#### SOURCE DOCUMENT
Sexuality is a very personal thing and a lot of us have grown up in homes where sex was shameful or done as a wifely duty or just never talked about at all. Or, even worse still - it was something that was used as a weapon in the ... more
In my family, sex and sexuality was openly discussed...I was raised by my mother and her lesbian partner...my father is transgendered and I have a daughter who is also a lesbian...I raised my daughter to believe that everyone is to be accepted, what they do in the bedroom is of no one's concern. I will raise my son the same way.
I don't always talk about things that I want in the bedroom at the time but will talk about it after when I feel more comfortable. I think if you take time to assess how you feel, then you can talk to the person you're with. Communication is the biggest part of intimacy...start by talking about how you feel about small things then get in to how you feel about sex and sexuality.
07/05/2012
Contributor: naughtyspot naughtyspot
Quote:
Originally posted by Ansley


Sexuality is a very personal thing and a lot of us have grown up in homes where sex was shameful or done as a wifely duty or just never talked about at all. Or, even worse still - it was something that was used as a weapon in the ... more
What allowed me to open up was being with women who, intentionally or not, somehow encourage me to be myself. And with that came great pleasure, which rolls on to this day.
07/05/2012
Contributor: oohlookasquirrel oohlookasquirrel
I've always known that I wouldn't get what I wanted if I didn't ask for it, and so asking for what I want has always seemed like a reasonable thing to do. I've never been shy about sex. Unfortunately, it took me many years before I figured out what I actually wanted and what worked for me. An active fantasy life and experimentation certainly helped. Knowing what gets me off, and that asking for it will lead to fun times, is all the incentive I need.

If you're shy about asking for what you want in bed, find yourself a partner with similar sexual interests! If your partner is unwilling to try the things that make you happy, you need to find someone who will.
07/05/2012
Contributor: ToyQuest ToyQuest
Quote:
Originally posted by Ansley


Sexuality is a very personal thing and a lot of us have grown up in homes where sex was shameful or done as a wifely duty or just never talked about at all. Or, even worse still - it was something that was used as a weapon in the ... more
My parents were never open and still aren't open. I'd say I became independent in college. I learned a lot about myself and everything. And as I learn more about what I like, I feel free to tell a partner what I want.

For those still uncomfortable with expressing your desires, I'd say figure out what you like. It doesn't have to be big (start easy), and just say, "you know when you do...? Well, I really like it when you do that, will you do that for me today?" You could be asking for something as sweet and simple as kisses in a specific place or in a certain way. Start small and work your way up. Ask for one thing every time until you're comfortable and start moving your way up. Also, having an open and honest discussion about your likes and dislikes before even getting to the bedroom can be helpful.
07/05/2012
Contributor: Pi Pi
Quote:
Originally posted by Ansley


Sexuality is a very personal thing and a lot of us have grown up in homes where sex was shameful or done as a wifely duty or just never talked about at all. Or, even worse still - it was something that was used as a weapon in the ... more
It was a slow process to get completely comfortable... a loving, accepting partner is the key.

I have been open for a long time however my wife is still a little more conservative. I bring things up, let them stew for a bit and then expand the conversation when I think she is ready. Sometimes nothing comes of it, but slowly she opens up to more and more adventurous things.
07/05/2012
Contributor: SexyStuff SexyStuff
I was raised with a positive view of sex, though it was to be saved for marriage. My first experiences were so painful, though, that I was left with a negative view that it took about a year to gain independence from. Even now I have to sometimes remind myself- you like this! You will be happy you chose to do it once you get started!
########
- _TASKS TO CARRY OUT_
#1 In the forum thread, when does ToyQuest say they became independent?
#2 In the forum thread, rewrite the part starting with "If you're shy" and going on through "what I want.", replacing "college" with "university".
#3 List every username that follows "Contributor:" in the forum thread, naming each one once.
#### RECORDS PROVIDED
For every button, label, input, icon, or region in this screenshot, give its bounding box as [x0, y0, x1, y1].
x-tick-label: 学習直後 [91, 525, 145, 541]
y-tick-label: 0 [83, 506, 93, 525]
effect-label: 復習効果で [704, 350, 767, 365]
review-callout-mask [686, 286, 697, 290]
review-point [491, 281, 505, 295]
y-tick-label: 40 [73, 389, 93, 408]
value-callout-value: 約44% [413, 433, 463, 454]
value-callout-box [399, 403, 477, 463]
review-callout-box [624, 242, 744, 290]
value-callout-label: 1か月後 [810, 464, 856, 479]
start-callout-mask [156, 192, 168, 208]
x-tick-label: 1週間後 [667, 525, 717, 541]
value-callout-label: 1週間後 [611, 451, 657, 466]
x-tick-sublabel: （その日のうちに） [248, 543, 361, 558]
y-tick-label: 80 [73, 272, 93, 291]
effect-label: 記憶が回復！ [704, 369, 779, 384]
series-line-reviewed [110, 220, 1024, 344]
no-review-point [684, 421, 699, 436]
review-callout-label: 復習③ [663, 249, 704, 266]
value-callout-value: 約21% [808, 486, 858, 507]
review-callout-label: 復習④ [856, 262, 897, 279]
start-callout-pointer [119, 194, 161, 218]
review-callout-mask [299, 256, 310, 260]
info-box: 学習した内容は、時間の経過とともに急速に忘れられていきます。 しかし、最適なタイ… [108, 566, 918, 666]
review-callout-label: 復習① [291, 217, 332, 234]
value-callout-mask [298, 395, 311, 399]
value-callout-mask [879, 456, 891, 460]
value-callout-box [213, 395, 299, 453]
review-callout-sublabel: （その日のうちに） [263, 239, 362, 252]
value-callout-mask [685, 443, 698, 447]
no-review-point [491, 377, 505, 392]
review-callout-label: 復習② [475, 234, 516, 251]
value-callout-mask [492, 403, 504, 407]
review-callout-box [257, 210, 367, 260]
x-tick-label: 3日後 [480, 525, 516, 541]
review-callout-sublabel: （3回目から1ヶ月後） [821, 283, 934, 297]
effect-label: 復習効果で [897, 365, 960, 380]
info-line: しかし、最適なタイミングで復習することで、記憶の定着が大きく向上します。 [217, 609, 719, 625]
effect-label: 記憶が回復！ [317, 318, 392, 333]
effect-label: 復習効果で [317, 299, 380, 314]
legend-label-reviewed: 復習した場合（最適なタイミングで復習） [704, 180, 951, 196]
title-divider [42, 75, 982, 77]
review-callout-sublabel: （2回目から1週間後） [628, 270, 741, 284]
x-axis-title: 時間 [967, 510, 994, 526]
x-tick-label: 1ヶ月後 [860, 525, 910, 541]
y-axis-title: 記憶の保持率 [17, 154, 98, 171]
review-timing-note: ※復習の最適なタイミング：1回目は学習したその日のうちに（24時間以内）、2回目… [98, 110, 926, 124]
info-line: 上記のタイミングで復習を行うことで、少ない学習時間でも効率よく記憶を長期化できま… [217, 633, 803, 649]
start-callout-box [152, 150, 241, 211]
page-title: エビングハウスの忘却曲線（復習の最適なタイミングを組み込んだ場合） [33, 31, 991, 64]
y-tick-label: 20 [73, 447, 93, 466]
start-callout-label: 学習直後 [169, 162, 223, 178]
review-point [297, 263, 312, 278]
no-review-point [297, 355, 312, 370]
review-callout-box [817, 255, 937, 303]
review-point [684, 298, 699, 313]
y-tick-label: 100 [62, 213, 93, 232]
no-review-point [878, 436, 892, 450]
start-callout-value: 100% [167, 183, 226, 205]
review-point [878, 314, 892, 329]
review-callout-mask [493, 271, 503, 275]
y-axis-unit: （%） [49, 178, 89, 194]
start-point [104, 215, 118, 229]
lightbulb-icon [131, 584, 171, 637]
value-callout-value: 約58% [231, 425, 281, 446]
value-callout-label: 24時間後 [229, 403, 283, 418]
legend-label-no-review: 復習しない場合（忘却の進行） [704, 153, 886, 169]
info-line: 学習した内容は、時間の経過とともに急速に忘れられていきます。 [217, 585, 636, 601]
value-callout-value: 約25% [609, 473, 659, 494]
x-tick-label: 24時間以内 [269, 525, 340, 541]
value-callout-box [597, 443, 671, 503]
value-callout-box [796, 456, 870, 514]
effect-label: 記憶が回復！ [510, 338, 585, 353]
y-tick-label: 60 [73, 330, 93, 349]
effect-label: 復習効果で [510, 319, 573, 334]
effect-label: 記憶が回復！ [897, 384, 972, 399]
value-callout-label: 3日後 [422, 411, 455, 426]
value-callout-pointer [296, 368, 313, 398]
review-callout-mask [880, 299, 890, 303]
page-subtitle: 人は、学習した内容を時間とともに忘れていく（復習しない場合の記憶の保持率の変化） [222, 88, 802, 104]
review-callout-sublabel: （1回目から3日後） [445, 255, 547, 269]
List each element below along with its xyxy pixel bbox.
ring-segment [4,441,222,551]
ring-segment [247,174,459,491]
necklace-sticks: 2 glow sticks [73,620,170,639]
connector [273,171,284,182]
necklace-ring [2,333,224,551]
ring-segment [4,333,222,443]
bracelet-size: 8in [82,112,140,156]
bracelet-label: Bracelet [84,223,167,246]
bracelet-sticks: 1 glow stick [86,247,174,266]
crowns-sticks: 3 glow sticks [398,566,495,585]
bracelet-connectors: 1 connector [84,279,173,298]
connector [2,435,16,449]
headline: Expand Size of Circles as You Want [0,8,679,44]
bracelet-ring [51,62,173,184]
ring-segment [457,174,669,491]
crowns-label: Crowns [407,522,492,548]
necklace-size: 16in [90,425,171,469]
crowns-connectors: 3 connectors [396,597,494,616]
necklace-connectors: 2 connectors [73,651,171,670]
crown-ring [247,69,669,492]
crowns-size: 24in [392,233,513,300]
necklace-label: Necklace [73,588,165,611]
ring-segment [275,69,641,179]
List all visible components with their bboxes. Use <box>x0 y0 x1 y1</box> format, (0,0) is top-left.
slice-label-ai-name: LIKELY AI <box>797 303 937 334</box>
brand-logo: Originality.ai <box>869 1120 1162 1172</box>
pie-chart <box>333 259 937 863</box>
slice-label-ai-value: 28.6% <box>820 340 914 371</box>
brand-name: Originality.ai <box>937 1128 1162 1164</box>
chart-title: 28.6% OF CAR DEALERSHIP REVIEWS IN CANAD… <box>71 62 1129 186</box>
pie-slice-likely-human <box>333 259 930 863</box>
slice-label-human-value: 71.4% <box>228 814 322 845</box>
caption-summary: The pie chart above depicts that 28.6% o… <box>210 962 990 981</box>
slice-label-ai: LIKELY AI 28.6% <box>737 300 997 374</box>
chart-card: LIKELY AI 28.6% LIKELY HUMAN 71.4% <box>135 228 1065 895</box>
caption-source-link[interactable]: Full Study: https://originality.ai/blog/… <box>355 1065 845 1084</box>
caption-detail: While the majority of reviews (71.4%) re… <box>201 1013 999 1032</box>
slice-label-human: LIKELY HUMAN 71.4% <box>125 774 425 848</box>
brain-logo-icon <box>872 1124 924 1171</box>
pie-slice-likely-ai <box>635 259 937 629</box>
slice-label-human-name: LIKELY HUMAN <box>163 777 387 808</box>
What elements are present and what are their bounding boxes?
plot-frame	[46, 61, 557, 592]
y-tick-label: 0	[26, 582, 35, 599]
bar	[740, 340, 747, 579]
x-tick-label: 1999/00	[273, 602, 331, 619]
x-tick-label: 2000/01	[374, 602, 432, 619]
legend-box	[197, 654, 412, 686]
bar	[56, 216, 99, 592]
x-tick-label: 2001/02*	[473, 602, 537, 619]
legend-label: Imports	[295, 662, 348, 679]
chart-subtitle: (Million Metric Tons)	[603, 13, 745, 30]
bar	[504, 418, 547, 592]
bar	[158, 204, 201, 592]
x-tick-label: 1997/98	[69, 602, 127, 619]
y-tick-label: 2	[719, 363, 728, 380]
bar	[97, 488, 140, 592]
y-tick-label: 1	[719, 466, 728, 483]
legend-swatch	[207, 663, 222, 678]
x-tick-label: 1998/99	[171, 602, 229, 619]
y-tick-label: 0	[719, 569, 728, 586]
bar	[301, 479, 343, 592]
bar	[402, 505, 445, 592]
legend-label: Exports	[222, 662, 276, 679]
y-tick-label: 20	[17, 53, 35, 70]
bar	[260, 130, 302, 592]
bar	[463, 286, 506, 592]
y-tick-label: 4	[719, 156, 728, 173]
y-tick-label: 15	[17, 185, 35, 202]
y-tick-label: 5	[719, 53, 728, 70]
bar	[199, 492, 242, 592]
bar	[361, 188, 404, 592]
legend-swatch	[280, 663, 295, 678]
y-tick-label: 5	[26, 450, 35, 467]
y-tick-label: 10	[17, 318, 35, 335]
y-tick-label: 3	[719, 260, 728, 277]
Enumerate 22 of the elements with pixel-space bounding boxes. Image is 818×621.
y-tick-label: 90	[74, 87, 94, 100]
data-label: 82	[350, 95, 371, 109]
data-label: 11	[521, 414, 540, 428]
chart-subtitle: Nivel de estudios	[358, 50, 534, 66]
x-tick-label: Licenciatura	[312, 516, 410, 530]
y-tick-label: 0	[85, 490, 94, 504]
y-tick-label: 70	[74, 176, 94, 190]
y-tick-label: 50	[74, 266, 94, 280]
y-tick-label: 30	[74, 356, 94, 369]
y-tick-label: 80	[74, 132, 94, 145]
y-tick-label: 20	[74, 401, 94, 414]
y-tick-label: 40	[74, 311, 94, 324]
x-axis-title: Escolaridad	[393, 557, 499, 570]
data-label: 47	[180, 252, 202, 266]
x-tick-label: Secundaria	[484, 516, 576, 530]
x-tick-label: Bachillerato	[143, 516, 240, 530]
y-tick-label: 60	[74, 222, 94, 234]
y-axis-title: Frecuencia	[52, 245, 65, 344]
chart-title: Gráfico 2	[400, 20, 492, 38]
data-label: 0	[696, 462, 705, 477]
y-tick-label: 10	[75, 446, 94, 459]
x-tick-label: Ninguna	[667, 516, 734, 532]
########
- _SOLUTIONS BELOW_
#1 In college.

#2
If you're shy about asking for what you want in bed, find yourself a partner with similar sexual interests! If your partner is unwilling to try the things that make you happy, you need to find someone who will.
07/05/2012
Contributor: ToyQuest ToyQuest
Quote:
Originally posted by Ansley


Sexuality is a very personal thing and a lot of us have grown up in homes where sex was shameful or done as a wifely duty or just never talked about at all. Or, even worse still - it was something that was used as a weapon in the ... more
My parents were never open and still aren't open. I'd say I became independent in university. I learned a lot about myself and everything. And as I learn more about what I like, I feel free to tell a partner what I want.

#3 naughtyspot, oohlookasquirrel, ToyQuest, Pi, SexyStuff